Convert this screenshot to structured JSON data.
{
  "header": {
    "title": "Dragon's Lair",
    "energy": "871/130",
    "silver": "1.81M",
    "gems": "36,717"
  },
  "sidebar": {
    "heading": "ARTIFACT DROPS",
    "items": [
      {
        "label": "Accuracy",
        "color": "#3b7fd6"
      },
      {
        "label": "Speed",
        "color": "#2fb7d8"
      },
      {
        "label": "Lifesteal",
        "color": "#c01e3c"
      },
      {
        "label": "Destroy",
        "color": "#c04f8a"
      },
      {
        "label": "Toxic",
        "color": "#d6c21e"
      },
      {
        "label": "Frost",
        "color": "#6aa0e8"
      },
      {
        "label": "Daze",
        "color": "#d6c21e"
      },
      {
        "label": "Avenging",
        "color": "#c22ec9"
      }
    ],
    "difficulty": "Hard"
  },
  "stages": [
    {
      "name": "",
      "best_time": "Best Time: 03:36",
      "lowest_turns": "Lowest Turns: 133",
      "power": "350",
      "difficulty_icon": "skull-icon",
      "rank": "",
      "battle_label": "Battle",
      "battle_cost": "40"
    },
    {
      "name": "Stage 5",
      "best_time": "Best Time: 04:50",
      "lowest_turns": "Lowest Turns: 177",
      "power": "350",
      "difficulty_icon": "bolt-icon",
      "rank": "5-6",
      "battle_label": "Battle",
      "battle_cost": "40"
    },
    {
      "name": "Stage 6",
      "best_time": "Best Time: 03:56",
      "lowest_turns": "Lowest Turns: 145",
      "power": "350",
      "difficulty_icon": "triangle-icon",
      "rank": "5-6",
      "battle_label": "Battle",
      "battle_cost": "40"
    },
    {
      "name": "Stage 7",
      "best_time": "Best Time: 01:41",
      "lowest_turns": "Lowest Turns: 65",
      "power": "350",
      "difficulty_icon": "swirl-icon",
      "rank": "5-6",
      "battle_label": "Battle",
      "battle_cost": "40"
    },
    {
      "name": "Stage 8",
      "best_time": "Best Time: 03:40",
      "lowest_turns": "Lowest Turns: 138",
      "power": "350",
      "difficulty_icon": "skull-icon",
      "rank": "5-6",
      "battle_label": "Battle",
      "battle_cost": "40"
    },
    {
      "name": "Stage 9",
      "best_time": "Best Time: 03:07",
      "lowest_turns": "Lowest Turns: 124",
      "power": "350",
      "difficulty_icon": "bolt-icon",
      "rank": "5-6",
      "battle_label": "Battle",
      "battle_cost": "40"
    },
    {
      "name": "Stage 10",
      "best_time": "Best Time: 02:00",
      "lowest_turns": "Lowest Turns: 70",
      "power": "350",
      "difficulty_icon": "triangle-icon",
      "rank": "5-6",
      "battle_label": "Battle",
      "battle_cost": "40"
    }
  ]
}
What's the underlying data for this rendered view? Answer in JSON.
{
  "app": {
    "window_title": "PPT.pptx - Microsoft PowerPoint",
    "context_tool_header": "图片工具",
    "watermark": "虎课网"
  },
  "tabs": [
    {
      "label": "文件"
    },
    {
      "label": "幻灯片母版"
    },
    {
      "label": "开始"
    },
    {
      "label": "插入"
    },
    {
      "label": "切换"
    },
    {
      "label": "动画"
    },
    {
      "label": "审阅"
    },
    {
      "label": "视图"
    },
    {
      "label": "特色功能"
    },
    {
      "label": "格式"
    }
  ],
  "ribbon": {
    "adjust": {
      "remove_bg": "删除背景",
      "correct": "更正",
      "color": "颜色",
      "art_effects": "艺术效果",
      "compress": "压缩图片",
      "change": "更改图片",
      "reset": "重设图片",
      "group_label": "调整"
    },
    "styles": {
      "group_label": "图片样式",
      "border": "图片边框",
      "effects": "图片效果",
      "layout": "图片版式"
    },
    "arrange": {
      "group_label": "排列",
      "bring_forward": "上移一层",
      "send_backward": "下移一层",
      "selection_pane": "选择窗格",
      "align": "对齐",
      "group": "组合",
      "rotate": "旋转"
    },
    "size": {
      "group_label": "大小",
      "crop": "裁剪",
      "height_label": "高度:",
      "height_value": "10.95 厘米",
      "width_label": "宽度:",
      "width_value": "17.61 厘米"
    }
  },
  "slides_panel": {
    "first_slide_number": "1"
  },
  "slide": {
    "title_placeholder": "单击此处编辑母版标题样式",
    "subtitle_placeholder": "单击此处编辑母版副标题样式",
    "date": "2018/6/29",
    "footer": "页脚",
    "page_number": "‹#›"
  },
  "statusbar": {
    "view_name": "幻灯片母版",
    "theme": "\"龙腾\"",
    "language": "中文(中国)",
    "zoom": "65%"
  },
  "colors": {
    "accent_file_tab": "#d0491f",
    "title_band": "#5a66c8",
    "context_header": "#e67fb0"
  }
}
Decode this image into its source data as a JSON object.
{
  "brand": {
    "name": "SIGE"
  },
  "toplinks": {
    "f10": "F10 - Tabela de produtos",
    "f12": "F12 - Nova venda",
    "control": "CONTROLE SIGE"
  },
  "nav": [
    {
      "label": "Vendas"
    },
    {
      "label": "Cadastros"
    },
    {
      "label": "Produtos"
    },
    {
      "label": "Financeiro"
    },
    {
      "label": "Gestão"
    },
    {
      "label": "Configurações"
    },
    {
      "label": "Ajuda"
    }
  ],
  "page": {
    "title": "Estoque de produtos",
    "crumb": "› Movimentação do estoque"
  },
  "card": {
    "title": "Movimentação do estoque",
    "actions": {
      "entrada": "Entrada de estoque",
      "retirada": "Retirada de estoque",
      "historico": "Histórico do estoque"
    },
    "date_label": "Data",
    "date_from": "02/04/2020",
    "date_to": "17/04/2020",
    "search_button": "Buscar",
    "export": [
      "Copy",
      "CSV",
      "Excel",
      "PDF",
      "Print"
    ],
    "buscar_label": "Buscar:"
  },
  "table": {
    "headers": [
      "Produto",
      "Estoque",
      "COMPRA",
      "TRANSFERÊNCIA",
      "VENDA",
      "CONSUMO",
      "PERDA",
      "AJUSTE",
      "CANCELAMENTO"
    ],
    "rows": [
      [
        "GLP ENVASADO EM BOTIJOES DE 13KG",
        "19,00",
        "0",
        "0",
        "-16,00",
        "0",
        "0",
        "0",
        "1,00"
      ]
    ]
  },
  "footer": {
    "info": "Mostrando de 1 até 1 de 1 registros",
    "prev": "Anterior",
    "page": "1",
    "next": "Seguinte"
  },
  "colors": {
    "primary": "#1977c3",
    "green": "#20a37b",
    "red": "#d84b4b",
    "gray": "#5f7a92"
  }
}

> [EXERCISE DETAILS]:
From the entries above, copy every line containing the word "Turns".

> [SOLUTION TO THIS PROBLEM]:
      "lowest_turns": "Lowest Turns: 133",
      "lowest_turns": "Lowest Turns: 177",
      "lowest_turns": "Lowest Turns: 145",
      "lowest_turns": "Lowest Turns: 65",
      "lowest_turns": "Lowest Turns: 138",
      "lowest_turns": "Lowest Turns: 124",
      "lowest_turns": "Lowest Turns: 70",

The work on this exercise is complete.